* _Stored dataset items_:
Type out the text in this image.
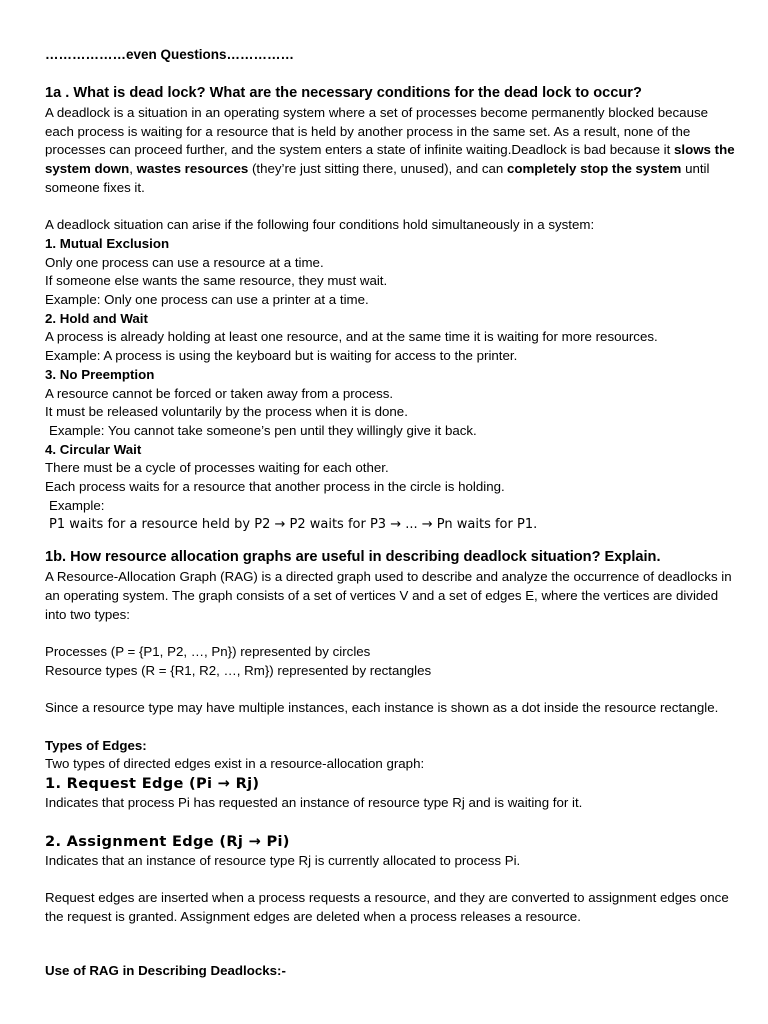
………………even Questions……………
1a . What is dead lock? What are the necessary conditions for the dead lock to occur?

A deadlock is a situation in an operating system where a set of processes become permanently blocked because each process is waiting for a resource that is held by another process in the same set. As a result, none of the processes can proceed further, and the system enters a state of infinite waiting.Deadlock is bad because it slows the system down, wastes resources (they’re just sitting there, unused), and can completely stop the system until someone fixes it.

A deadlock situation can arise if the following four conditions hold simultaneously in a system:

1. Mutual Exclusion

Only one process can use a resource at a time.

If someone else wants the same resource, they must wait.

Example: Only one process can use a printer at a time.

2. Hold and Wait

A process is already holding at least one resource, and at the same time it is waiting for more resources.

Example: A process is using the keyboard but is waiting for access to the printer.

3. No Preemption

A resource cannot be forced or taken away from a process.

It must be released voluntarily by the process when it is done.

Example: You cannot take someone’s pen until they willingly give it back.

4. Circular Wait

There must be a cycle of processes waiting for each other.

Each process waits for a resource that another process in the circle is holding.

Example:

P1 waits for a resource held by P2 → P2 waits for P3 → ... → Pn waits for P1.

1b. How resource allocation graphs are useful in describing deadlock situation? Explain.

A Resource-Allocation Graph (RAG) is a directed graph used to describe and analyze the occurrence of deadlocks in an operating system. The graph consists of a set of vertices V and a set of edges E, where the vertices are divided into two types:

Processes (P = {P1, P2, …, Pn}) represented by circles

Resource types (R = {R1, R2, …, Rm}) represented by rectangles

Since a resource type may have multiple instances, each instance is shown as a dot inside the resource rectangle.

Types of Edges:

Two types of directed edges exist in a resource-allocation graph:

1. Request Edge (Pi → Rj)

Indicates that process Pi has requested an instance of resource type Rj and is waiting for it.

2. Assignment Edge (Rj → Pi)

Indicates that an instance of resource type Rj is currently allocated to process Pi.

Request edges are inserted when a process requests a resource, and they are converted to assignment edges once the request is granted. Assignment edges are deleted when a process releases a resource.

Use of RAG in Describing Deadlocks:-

* _What is asked_: Scan the material above for the string "Only" and report each line where you find it.

* _Task response_:
Only one process can use a resource at a time.
Example: Only one process can use a printer at a time.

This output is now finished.